* [Dataset extract]
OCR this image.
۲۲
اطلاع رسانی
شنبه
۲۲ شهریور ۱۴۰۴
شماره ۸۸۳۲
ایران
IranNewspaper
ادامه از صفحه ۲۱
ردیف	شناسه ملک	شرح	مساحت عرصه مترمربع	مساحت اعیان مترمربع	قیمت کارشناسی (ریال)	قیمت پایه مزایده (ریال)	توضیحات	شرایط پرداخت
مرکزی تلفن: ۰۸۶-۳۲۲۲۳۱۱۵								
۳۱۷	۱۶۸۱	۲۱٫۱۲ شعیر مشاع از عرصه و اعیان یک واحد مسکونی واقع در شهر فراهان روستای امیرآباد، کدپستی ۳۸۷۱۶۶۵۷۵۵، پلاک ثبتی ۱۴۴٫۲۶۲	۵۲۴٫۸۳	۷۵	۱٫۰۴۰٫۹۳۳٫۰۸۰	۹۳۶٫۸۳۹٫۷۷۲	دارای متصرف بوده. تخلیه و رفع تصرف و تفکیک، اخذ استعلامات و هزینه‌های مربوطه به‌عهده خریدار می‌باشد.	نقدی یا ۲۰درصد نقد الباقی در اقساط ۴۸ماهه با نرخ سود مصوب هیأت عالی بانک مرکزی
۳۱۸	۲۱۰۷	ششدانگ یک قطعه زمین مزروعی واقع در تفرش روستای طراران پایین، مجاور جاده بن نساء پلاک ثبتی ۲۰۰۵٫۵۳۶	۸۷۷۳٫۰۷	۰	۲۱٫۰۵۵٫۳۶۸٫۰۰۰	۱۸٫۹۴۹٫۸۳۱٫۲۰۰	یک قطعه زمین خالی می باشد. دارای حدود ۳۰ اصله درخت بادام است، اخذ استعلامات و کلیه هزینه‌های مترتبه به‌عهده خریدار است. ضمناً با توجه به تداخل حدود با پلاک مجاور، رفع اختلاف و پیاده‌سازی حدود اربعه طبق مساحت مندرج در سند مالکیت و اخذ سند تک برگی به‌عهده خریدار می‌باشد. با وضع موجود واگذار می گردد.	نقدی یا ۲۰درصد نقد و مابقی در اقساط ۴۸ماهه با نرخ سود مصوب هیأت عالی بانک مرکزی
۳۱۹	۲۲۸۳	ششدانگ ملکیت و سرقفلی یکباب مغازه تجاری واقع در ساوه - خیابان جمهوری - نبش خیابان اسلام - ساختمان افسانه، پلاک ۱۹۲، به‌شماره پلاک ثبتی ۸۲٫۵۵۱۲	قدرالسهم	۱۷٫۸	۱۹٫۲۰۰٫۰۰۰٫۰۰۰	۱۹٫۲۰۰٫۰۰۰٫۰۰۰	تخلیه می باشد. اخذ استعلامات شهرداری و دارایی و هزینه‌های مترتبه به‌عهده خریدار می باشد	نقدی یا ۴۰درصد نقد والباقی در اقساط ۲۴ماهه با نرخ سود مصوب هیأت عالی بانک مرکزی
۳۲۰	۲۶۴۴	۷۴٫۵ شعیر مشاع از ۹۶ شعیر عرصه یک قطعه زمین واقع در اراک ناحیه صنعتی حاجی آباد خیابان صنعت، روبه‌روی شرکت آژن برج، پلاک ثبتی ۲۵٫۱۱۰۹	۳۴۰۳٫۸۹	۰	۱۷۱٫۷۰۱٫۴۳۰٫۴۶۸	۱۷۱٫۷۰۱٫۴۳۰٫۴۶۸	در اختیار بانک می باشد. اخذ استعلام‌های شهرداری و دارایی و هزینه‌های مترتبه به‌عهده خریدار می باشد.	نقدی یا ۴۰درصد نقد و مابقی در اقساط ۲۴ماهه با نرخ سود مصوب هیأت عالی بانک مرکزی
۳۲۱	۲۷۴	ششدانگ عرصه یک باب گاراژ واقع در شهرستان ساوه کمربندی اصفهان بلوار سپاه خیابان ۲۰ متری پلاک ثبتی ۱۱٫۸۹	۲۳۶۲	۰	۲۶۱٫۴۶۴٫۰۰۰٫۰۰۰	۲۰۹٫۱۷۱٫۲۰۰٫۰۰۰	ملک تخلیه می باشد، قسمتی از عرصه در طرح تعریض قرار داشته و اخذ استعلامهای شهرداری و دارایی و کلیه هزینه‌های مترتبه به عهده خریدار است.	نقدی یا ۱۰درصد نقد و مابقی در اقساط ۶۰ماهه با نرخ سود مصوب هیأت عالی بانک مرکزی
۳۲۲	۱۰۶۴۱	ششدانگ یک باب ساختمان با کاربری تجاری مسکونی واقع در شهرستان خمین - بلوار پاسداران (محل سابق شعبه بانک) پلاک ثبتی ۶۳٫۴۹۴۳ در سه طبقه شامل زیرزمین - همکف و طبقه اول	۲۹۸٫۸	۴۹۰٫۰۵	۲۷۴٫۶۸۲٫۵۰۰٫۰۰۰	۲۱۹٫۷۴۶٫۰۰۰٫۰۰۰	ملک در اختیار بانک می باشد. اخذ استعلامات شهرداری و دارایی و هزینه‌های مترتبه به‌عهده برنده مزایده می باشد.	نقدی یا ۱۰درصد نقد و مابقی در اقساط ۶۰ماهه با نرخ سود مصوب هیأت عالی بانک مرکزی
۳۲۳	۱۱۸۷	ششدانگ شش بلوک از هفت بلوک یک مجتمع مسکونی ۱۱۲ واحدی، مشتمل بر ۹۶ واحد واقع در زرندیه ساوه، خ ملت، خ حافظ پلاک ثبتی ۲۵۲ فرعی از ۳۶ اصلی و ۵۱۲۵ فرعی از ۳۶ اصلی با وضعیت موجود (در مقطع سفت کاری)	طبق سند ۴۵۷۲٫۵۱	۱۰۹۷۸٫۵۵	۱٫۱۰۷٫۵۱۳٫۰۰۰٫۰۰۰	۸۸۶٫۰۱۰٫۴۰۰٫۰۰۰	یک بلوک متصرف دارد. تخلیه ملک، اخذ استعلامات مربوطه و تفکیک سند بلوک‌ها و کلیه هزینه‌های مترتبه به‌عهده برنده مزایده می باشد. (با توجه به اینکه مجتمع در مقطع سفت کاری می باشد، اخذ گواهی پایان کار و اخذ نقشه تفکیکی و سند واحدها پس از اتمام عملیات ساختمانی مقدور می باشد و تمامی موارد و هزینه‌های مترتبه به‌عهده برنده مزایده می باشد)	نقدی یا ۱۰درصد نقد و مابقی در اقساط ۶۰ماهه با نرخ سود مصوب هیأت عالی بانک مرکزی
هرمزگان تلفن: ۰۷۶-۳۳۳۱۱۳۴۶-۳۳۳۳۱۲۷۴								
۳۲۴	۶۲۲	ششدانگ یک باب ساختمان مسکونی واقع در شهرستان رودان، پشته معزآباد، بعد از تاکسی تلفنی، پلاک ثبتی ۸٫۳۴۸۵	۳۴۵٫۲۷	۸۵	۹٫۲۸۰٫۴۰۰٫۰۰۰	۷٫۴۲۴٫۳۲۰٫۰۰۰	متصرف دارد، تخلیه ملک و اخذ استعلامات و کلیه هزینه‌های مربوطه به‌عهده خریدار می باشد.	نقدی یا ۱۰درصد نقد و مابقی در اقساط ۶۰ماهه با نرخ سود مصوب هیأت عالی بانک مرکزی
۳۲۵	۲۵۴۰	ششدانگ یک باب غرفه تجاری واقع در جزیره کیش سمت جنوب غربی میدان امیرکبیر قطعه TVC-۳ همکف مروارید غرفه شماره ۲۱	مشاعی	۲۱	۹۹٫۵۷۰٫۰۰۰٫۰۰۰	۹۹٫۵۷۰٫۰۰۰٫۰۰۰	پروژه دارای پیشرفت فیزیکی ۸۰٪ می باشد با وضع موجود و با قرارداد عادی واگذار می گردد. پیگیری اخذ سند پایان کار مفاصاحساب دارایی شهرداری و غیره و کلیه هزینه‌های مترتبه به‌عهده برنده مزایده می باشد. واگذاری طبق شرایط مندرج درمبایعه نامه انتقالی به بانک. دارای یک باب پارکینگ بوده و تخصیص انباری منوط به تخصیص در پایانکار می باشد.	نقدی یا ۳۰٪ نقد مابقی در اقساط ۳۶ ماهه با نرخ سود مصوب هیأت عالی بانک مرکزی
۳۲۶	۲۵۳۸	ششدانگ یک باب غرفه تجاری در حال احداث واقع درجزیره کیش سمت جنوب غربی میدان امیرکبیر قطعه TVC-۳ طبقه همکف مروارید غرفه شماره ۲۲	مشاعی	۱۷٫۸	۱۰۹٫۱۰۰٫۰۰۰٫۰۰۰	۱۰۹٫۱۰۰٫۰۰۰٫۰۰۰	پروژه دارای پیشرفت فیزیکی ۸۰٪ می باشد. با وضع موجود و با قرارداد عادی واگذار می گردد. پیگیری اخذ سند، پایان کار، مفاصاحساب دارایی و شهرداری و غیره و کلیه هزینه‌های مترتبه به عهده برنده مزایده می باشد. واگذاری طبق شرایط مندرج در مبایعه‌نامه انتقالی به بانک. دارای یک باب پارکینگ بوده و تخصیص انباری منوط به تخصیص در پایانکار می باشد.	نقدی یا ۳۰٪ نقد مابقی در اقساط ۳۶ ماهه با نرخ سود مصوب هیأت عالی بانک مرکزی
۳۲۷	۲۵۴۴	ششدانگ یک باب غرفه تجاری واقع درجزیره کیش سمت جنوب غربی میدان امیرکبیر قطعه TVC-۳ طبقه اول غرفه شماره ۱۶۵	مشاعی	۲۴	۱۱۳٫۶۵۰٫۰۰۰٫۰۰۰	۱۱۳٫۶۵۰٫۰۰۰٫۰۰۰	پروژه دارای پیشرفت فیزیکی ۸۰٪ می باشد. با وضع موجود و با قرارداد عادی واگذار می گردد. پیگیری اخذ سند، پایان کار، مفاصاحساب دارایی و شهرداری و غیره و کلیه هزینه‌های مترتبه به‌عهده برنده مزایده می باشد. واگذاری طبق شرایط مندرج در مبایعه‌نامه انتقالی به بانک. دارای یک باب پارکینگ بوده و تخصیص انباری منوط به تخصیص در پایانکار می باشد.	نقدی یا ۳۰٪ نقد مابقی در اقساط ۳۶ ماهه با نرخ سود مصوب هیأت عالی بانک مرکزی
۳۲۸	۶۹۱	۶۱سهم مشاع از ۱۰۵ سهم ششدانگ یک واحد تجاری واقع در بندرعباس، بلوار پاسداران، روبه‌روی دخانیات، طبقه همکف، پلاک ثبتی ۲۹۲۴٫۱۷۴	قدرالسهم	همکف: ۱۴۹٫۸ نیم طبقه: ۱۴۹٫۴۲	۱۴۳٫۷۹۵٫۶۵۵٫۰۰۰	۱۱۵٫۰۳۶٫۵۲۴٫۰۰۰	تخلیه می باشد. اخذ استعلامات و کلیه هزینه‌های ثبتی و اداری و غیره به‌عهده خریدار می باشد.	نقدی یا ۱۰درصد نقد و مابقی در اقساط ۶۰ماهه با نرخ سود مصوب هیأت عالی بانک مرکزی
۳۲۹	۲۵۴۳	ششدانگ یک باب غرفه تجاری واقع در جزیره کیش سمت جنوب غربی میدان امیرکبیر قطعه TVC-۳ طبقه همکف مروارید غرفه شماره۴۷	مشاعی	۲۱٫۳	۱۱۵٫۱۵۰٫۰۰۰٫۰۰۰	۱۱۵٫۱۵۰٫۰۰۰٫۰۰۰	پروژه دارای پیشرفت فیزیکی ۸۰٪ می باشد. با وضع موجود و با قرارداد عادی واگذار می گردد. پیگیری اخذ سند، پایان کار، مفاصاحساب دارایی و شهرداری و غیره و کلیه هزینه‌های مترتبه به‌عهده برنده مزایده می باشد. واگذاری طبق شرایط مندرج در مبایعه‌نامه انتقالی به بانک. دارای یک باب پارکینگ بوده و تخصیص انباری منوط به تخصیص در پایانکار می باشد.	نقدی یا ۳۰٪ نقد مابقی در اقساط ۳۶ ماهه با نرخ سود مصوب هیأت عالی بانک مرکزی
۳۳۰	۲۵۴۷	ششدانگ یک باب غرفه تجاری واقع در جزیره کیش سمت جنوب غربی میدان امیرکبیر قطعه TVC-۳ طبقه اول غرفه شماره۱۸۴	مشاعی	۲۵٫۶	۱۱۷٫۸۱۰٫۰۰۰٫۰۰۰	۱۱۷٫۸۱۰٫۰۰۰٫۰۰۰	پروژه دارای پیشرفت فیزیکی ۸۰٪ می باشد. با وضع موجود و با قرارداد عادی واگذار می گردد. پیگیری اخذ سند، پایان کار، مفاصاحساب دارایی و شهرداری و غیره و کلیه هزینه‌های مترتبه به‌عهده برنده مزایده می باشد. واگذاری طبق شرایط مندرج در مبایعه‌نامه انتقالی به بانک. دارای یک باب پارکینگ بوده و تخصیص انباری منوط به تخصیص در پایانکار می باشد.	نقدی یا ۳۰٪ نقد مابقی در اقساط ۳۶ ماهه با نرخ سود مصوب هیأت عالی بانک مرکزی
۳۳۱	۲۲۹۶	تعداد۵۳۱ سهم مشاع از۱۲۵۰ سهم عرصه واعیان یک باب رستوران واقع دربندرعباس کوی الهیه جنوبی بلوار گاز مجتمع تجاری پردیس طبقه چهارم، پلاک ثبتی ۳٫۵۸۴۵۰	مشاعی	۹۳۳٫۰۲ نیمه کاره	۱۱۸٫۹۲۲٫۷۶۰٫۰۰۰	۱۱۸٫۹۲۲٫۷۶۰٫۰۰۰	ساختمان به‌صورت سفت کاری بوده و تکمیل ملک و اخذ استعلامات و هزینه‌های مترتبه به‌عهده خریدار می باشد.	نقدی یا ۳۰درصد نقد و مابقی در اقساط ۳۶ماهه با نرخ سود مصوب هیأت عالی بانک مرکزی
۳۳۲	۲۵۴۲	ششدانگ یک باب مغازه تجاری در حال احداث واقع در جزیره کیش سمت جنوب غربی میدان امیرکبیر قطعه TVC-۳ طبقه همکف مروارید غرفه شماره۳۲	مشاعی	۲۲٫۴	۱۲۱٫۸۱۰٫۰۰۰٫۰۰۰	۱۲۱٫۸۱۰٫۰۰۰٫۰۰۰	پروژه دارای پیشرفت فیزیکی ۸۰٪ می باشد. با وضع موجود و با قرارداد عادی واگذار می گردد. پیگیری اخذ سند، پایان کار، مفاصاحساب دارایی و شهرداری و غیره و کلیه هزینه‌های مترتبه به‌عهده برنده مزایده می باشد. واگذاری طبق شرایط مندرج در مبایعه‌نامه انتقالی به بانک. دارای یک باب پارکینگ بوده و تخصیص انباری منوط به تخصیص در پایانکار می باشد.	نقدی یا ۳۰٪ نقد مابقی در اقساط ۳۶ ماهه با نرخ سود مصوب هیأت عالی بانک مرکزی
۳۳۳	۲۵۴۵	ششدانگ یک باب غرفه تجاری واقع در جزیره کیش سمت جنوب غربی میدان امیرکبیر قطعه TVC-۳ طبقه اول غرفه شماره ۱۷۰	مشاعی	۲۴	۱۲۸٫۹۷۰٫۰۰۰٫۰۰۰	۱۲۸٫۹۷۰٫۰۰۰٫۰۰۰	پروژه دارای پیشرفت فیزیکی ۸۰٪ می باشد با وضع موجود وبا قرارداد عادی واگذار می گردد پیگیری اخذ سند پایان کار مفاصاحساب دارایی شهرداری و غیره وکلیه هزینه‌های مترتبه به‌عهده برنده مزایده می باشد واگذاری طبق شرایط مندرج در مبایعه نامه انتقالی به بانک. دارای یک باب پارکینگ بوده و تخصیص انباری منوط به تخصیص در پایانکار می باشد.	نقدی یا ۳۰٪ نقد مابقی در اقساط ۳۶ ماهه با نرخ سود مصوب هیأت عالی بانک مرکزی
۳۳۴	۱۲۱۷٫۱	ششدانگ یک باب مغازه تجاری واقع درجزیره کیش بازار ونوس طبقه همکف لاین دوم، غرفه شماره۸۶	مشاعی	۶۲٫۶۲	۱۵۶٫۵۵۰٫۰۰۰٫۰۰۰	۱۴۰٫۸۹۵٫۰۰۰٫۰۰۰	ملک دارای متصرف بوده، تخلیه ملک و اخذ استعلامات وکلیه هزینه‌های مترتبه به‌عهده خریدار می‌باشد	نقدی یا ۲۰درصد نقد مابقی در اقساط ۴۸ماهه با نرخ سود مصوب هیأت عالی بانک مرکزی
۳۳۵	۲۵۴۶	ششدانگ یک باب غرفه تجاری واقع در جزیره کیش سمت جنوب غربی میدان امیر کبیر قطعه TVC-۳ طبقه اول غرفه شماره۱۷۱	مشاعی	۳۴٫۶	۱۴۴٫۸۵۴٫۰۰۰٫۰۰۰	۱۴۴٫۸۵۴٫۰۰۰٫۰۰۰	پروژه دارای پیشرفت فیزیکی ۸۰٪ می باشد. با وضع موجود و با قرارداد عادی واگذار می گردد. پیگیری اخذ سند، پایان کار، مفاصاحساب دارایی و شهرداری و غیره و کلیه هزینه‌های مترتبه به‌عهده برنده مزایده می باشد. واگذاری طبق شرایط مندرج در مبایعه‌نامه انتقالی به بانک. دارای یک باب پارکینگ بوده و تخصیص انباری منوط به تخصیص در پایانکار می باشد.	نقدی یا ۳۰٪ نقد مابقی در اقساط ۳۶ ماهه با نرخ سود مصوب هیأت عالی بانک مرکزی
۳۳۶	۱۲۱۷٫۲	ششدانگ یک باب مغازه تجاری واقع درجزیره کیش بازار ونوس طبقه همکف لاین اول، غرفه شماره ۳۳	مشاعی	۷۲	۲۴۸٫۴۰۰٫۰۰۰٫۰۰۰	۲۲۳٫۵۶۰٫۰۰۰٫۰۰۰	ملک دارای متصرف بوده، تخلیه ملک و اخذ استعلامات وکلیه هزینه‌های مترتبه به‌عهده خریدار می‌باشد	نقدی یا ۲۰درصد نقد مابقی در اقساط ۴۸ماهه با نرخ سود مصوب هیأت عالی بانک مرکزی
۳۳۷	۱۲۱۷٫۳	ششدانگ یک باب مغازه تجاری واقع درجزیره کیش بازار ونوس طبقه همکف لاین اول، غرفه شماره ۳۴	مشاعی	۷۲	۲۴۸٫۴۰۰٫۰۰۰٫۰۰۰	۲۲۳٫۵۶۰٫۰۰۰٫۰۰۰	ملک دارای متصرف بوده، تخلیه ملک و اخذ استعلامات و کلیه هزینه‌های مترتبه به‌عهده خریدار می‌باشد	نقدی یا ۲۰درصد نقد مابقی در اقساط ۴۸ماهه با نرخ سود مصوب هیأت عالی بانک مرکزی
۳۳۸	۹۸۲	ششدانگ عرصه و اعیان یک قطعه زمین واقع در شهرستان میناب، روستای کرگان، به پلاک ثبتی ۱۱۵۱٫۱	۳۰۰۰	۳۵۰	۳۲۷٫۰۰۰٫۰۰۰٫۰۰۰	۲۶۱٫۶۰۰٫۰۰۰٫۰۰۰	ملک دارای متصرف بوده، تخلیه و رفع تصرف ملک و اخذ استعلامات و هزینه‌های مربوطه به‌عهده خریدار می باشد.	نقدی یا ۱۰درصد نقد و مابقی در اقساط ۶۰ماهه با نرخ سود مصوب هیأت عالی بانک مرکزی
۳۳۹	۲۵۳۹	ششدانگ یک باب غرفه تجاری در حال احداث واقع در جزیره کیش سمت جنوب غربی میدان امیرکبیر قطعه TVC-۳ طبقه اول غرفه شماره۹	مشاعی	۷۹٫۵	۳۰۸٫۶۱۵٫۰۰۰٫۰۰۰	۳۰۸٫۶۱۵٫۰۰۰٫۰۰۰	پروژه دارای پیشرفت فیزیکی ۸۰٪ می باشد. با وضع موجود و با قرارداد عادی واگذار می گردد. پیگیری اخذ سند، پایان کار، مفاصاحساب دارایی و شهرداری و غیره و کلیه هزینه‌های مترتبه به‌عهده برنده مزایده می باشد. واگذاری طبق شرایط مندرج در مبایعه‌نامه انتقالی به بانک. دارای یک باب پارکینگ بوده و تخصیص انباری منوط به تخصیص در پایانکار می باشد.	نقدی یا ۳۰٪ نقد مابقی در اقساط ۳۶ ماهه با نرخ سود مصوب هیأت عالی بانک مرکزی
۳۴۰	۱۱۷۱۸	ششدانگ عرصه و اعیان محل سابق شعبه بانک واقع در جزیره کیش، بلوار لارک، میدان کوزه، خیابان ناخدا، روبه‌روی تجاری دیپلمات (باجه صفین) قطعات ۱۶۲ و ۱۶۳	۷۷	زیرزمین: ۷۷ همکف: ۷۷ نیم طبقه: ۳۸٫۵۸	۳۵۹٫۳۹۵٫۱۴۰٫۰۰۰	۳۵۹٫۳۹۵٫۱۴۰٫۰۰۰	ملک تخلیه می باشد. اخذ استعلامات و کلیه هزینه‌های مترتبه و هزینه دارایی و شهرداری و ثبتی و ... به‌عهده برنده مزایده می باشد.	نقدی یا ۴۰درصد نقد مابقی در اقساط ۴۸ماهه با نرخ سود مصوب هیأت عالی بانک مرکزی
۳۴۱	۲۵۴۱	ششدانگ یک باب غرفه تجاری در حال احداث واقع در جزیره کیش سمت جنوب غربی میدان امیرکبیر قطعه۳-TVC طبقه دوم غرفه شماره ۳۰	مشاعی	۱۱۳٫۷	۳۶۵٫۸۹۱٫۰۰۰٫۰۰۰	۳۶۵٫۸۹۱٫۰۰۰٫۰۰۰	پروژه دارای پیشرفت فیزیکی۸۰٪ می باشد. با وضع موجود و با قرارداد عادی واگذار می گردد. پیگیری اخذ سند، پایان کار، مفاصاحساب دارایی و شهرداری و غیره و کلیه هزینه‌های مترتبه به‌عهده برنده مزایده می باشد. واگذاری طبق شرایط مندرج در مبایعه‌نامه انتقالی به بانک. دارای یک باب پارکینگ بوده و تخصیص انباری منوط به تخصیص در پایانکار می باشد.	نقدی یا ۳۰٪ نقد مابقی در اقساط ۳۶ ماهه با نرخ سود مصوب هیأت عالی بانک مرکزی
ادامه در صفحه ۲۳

* [Your objective]
Using the listing above, show each line holding the string "پاسداران".

* [Written answer]
۳۲۲	۱۰۶۴۱	ششدانگ یک باب ساختمان با کاربری تجاری مسکونی واقع در شهرستان خمین - بلوار پاسداران (محل سابق شعبه بانک) پلاک ثبتی ۶۳٫۴۹۴۳ در سه طبقه شامل زیرزمین - همکف و طبقه اول	۲۹۸٫۸	۴۹۰٫۰۵	۲۷۴٫۶۸۲٫۵۰۰٫۰۰۰	۲۱۹٫۷۴۶٫۰۰۰٫۰۰۰	ملک در اختیار بانک می باشد. اخذ استعلامات شهرداری و دارایی و هزینه‌های مترتبه به‌عهده برنده مزایده می باشد.	نقدی یا ۱۰درصد نقد و مابقی در اقساط ۶۰ماهه با نرخ سود مصوب هیأت عالی بانک مرکزی
۳۲۸	۶۹۱	۶۱سهم مشاع از ۱۰۵ سهم ششدانگ یک واحد تجاری واقع در بندرعباس، بلوار پاسداران، روبه‌روی دخانیات، طبقه همکف، پلاک ثبتی ۲۹۲۴٫۱۷۴	قدرالسهم	همکف: ۱۴۹٫۸ نیم طبقه: ۱۴۹٫۴۲	۱۴۳٫۷۹۵٫۶۵۵٫۰۰۰	۱۱۵٫۰۳۶٫۵۲۴٫۰۰۰	تخلیه می باشد. اخذ استعلامات و کلیه هزینه‌های ثبتی و اداری و غیره به‌عهده خریدار می باشد.	نقدی یا ۱۰درصد نقد و مابقی در اقساط ۶۰ماهه با نرخ سود مصوب هیأت عالی بانک مرکزی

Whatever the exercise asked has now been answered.